— Exercise goal —
Your task is to output the data exactly as it stands.
══════
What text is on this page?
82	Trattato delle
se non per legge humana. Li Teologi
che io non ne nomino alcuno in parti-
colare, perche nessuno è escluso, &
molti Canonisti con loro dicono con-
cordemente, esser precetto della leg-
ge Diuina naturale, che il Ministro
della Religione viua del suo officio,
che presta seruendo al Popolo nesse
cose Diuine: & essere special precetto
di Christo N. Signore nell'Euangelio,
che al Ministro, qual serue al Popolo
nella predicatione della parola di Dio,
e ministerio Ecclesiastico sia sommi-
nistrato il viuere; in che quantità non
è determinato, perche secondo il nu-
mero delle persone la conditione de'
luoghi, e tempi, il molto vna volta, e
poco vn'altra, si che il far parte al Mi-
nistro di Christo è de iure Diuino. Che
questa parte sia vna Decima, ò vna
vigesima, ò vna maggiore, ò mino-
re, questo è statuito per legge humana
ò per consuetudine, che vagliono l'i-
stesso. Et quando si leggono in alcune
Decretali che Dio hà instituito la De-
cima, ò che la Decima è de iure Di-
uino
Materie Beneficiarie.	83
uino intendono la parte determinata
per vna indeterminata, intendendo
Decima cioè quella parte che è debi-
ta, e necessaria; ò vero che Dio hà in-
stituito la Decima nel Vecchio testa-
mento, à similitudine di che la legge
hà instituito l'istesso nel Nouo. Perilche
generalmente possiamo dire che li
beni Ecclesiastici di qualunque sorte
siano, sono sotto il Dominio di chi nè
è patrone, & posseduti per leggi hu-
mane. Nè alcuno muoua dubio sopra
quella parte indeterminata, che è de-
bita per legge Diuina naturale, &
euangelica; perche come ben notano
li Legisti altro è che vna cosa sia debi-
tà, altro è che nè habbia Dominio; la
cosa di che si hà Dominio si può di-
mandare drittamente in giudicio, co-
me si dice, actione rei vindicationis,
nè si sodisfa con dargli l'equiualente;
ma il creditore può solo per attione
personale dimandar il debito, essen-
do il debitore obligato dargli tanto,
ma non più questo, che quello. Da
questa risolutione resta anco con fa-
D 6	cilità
══════
— Answer —
What text is on this page?
82	Trattato delle
se non per legge humana. Li Teologi
che io non ne nomino alcuno in parti-
colare, perche nessuno è escluso, &
molti Canonisti con loro dicono con-
cordemente, esser precetto della leg-
ge Diuina naturale, che il Ministro
della Religione viua del suo officio,
che presta seruendo al Popolo nesse
cose Diuine: & essere special precetto
di Christo N. Signore nell'Euangelio,
che al Ministro, qual serue al Popolo
nella predicatione della parola di Dio,
e ministerio Ecclesiastico sia sommi-
nistrato il viuere; in che quantità non
è determinato, perche secondo il nu-
mero delle persone la conditione de'
luoghi, e tempi, il molto vna volta, e
poco vn'altra, si che il far parte al Mi-
nistro di Christo è de iure Diuino. Che
questa parte sia vna Decima, ò vna
vigesima, ò vna maggiore, ò mino-
re, questo è statuito per legge humana
ò per consuetudine, che vagliono l'i-
stesso. Et quando si leggono in alcune
Decretali che Dio hà instituito la De-
cima, ò che la Decima è de iure Di-
uino
Materie Beneficiarie.	83
uino intendono la parte determinata
per vna indeterminata, intendendo
Decima cioè quella parte che è debi-
ta, e necessaria; ò vero che Dio hà in-
stituito la Decima nel Vecchio testa-
mento, à similitudine di che la legge
hà instituito l'istesso nel Nouo. Perilche
generalmente possiamo dire che li
beni Ecclesiastici di qualunque sorte
siano, sono sotto il Dominio di chi nè
è patrone, & posseduti per leggi hu-
mane. Nè alcuno muoua dubio sopra
quella parte indeterminata, che è de-
bita per legge Diuina naturale, &
euangelica; perche come ben notano
li Legisti altro è che vna cosa sia debi-
tà, altro è che nè habbia Dominio; la
cosa di che si hà Dominio si può di-
mandare drittamente in giudicio, co-
me si dice, actione rei vindicationis,
nè si sodisfa con dargli l'equiualente;
ma il creditore può solo per attione
personale dimandar il debito, essen-
do il debitore obligato dargli tanto,
ma non più questo, che quello. Da
questa risolutione resta anco con fa-
D 6	cilità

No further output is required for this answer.